(Data entries):
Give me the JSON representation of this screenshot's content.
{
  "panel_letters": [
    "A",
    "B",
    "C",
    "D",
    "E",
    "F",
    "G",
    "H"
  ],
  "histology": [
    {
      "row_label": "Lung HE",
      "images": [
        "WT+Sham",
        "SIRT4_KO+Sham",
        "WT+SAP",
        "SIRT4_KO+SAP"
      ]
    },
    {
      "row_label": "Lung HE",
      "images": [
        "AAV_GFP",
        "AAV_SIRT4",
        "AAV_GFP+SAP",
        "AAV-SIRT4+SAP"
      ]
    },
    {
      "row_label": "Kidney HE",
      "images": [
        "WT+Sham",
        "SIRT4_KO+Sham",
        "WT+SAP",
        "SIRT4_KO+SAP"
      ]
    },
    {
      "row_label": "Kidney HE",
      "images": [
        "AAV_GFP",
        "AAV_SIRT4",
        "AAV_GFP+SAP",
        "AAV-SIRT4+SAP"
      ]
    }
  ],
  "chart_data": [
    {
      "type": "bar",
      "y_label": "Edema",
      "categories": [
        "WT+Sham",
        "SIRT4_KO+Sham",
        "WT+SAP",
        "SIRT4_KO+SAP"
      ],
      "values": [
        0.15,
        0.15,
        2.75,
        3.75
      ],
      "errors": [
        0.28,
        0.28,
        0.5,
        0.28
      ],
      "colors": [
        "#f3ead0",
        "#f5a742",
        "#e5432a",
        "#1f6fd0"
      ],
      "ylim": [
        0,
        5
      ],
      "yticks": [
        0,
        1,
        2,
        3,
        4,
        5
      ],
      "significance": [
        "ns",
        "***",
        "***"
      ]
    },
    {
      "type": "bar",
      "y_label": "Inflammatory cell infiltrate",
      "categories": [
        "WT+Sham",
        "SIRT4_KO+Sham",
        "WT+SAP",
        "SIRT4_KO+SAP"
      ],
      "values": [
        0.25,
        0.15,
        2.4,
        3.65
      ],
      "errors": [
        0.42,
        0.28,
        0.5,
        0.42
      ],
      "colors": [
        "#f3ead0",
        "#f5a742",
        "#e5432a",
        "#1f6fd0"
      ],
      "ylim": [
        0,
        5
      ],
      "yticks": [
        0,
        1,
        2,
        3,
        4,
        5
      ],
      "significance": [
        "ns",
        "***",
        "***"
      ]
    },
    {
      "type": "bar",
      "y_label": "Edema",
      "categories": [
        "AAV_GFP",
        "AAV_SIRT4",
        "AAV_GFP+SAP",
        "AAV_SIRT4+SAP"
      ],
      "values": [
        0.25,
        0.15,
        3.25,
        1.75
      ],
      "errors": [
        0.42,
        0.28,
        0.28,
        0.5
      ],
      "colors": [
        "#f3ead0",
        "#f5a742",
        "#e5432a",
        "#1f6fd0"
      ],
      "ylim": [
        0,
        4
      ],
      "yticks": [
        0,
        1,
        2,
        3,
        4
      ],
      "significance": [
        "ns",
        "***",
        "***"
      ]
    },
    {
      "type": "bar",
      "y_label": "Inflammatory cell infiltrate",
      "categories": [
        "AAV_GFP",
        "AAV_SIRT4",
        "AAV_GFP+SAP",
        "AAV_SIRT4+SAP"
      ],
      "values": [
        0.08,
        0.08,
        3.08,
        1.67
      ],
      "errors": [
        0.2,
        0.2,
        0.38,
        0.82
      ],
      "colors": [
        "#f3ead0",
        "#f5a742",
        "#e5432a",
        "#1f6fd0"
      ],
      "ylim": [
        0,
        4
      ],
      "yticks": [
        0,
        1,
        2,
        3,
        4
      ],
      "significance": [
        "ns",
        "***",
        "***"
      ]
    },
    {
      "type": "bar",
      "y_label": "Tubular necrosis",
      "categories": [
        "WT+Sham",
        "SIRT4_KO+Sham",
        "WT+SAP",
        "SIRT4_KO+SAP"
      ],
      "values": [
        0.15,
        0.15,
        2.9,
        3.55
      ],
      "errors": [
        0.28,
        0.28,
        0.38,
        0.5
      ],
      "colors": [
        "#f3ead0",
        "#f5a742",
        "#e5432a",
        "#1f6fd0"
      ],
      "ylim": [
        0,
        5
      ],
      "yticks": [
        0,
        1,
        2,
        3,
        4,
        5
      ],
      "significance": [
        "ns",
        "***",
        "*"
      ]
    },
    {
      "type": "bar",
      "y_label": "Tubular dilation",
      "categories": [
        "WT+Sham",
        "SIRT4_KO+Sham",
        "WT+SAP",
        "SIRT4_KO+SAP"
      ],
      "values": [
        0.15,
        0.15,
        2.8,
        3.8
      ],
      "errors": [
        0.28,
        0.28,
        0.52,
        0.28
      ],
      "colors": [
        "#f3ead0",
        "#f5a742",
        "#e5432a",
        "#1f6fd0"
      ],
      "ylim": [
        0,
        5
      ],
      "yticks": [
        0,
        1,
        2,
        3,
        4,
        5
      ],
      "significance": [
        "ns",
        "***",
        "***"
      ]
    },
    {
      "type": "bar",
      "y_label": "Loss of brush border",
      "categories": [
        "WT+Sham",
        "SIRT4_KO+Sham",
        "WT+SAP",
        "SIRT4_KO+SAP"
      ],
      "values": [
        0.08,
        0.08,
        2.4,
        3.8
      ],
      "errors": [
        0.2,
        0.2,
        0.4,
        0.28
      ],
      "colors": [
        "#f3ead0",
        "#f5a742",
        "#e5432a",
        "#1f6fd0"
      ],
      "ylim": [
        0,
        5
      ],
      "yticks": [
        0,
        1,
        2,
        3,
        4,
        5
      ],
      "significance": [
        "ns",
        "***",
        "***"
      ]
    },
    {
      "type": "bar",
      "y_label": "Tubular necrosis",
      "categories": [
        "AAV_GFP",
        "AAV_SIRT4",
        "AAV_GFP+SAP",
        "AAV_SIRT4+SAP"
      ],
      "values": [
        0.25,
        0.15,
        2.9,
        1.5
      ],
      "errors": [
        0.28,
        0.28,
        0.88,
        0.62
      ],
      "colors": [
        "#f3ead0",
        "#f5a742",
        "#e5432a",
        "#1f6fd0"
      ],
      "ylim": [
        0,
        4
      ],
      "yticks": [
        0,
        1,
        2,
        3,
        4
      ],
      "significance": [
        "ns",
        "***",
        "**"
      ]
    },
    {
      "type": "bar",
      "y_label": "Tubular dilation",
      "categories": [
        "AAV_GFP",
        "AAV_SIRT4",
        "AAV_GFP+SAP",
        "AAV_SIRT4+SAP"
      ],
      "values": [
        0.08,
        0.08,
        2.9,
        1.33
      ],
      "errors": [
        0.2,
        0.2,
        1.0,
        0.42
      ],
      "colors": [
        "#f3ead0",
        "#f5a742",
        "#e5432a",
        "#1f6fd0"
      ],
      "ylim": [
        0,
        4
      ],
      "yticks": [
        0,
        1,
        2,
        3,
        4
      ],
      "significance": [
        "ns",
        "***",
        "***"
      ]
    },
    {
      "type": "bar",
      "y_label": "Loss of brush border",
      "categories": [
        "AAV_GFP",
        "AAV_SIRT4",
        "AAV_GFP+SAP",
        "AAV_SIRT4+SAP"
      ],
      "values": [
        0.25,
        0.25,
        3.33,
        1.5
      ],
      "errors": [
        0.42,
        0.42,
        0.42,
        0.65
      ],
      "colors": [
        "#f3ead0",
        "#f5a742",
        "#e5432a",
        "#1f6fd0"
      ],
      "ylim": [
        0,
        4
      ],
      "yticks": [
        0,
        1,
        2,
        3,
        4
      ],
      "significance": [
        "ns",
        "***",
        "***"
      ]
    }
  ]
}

(Problem statement):
Repeat the material above in full, exactly as it stands.

(Task answer):
Give me the JSON representation of this screenshot's content.
{
  "panel_letters": [
    "A",
    "B",
    "C",
    "D",
    "E",
    "F",
    "G",
    "H"
  ],
  "histology": [
    {
      "row_label": "Lung HE",
      "images": [
        "WT+Sham",
        "SIRT4_KO+Sham",
        "WT+SAP",
        "SIRT4_KO+SAP"
      ]
    },
    {
      "row_label": "Lung HE",
      "images": [
        "AAV_GFP",
        "AAV_SIRT4",
        "AAV_GFP+SAP",
        "AAV-SIRT4+SAP"
      ]
    },
    {
      "row_label": "Kidney HE",
      "images": [
        "WT+Sham",
        "SIRT4_KO+Sham",
        "WT+SAP",
        "SIRT4_KO+SAP"
      ]
    },
    {
      "row_label": "Kidney HE",
      "images": [
        "AAV_GFP",
        "AAV_SIRT4",
        "AAV_GFP+SAP",
        "AAV-SIRT4+SAP"
      ]
    }
  ],
  "chart_data": [
    {
      "type": "bar",
      "y_label": "Edema",
      "categories": [
        "WT+Sham",
        "SIRT4_KO+Sham",
        "WT+SAP",
        "SIRT4_KO+SAP"
      ],
      "values": [
        0.15,
        0.15,
        2.75,
        3.75
      ],
      "errors": [
        0.28,
        0.28,
        0.5,
        0.28
      ],
      "colors": [
        "#f3ead0",
        "#f5a742",
        "#e5432a",
        "#1f6fd0"
      ],
      "ylim": [
        0,
        5
      ],
      "yticks": [
        0,
        1,
        2,
        3,
        4,
        5
      ],
      "significance": [
        "ns",
        "***",
        "***"
      ]
    },
    {
      "type": "bar",
      "y_label": "Inflammatory cell infiltrate",
      "categories": [
        "WT+Sham",
        "SIRT4_KO+Sham",
        "WT+SAP",
        "SIRT4_KO+SAP"
      ],
      "values": [
        0.25,
        0.15,
        2.4,
        3.65
      ],
      "errors": [
        0.42,
        0.28,
        0.5,
        0.42
      ],
      "colors": [
        "#f3ead0",
        "#f5a742",
        "#e5432a",
        "#1f6fd0"
      ],
      "ylim": [
        0,
        5
      ],
      "yticks": [
        0,
        1,
        2,
        3,
        4,
        5
      ],
      "significance": [
        "ns",
        "***",
        "***"
      ]
    },
    {
      "type": "bar",
      "y_label": "Edema",
      "categories": [
        "AAV_GFP",
        "AAV_SIRT4",
        "AAV_GFP+SAP",
        "AAV_SIRT4+SAP"
      ],
      "values": [
        0.25,
        0.15,
        3.25,
        1.75
      ],
      "errors": [
        0.42,
        0.28,
        0.28,
        0.5
      ],
      "colors": [
        "#f3ead0",
        "#f5a742",
        "#e5432a",
        "#1f6fd0"
      ],
      "ylim": [
        0,
        4
      ],
      "yticks": [
        0,
        1,
        2,
        3,
        4
      ],
      "significance": [
        "ns",
        "***",
        "***"
      ]
    },
    {
      "type": "bar",
      "y_label": "Inflammatory cell infiltrate",
      "categories": [
        "AAV_GFP",
        "AAV_SIRT4",
        "AAV_GFP+SAP",
        "AAV_SIRT4+SAP"
      ],
      "values": [
        0.08,
        0.08,
        3.08,
        1.67
      ],
      "errors": [
        0.2,
        0.2,
        0.38,
        0.82
      ],
      "colors": [
        "#f3ead0",
        "#f5a742",
        "#e5432a",
        "#1f6fd0"
      ],
      "ylim": [
        0,
        4
      ],
      "yticks": [
        0,
        1,
        2,
        3,
        4
      ],
      "significance": [
        "ns",
        "***",
        "***"
      ]
    },
    {
      "type": "bar",
      "y_label": "Tubular necrosis",
      "categories": [
        "WT+Sham",
        "SIRT4_KO+Sham",
        "WT+SAP",
        "SIRT4_KO+SAP"
      ],
      "values": [
        0.15,
        0.15,
        2.9,
        3.55
      ],
      "errors": [
        0.28,
        0.28,
        0.38,
        0.5
      ],
      "colors": [
        "#f3ead0",
        "#f5a742",
        "#e5432a",
        "#1f6fd0"
      ],
      "ylim": [
        0,
        5
      ],
      "yticks": [
        0,
        1,
        2,
        3,
        4,
        5
      ],
      "significance": [
        "ns",
        "***",
        "*"
      ]
    },
    {
      "type": "bar",
      "y_label": "Tubular dilation",
      "categories": [
        "WT+Sham",
        "SIRT4_KO+Sham",
        "WT+SAP",
        "SIRT4_KO+SAP"
      ],
      "values": [
        0.15,
        0.15,
        2.8,
        3.8
      ],
      "errors": [
        0.28,
        0.28,
        0.52,
        0.28
      ],
      "colors": [
        "#f3ead0",
        "#f5a742",
        "#e5432a",
        "#1f6fd0"
      ],
      "ylim": [
        0,
        5
      ],
      "yticks": [
        0,
        1,
        2,
        3,
        4,
        5
      ],
      "significance": [
        "ns",
        "***",
        "***"
      ]
    },
    {
      "type": "bar",
      "y_label": "Loss of brush border",
      "categories": [
        "WT+Sham",
        "SIRT4_KO+Sham",
        "WT+SAP",
        "SIRT4_KO+SAP"
      ],
      "values": [
        0.08,
        0.08,
        2.4,
        3.8
      ],
      "errors": [
        0.2,
        0.2,
        0.4,
        0.28
      ],
      "colors": [
        "#f3ead0",
        "#f5a742",
        "#e5432a",
        "#1f6fd0"
      ],
      "ylim": [
        0,
        5
      ],
      "yticks": [
        0,
        1,
        2,
        3,
        4,
        5
      ],
      "significance": [
        "ns",
        "***",
        "***"
      ]
    },
    {
      "type": "bar",
      "y_label": "Tubular necrosis",
      "categories": [
        "AAV_GFP",
        "AAV_SIRT4",
        "AAV_GFP+SAP",
        "AAV_SIRT4+SAP"
      ],
      "values": [
        0.25,
        0.15,
        2.9,
        1.5
      ],
      "errors": [
        0.28,
        0.28,
        0.88,
        0.62
      ],
      "colors": [
        "#f3ead0",
        "#f5a742",
        "#e5432a",
        "#1f6fd0"
      ],
      "ylim": [
        0,
        4
      ],
      "yticks": [
        0,
        1,
        2,
        3,
        4
      ],
      "significance": [
        "ns",
        "***",
        "**"
      ]
    },
    {
      "type": "bar",
      "y_label": "Tubular dilation",
      "categories": [
        "AAV_GFP",
        "AAV_SIRT4",
        "AAV_GFP+SAP",
        "AAV_SIRT4+SAP"
      ],
      "values": [
        0.08,
        0.08,
        2.9,
        1.33
      ],
      "errors": [
        0.2,
        0.2,
        1.0,
        0.42
      ],
      "colors": [
        "#f3ead0",
        "#f5a742",
        "#e5432a",
        "#1f6fd0"
      ],
      "ylim": [
        0,
        4
      ],
      "yticks": [
        0,
        1,
        2,
        3,
        4
      ],
      "significance": [
        "ns",
        "***",
        "***"
      ]
    },
    {
      "type": "bar",
      "y_label": "Loss of brush border",
      "categories": [
        "AAV_GFP",
        "AAV_SIRT4",
        "AAV_GFP+SAP",
        "AAV_SIRT4+SAP"
      ],
      "values": [
        0.25,
        0.25,
        3.33,
        1.5
      ],
      "errors": [
        0.42,
        0.42,
        0.42,
        0.65
      ],
      "colors": [
        "#f3ead0",
        "#f5a742",
        "#e5432a",
        "#1f6fd0"
      ],
      "ylim": [
        0,
        4
      ],
      "yticks": [
        0,
        1,
        2,
        3,
        4
      ],
      "significance": [
        "ns",
        "***",
        "***"
      ]
    }
  ]
}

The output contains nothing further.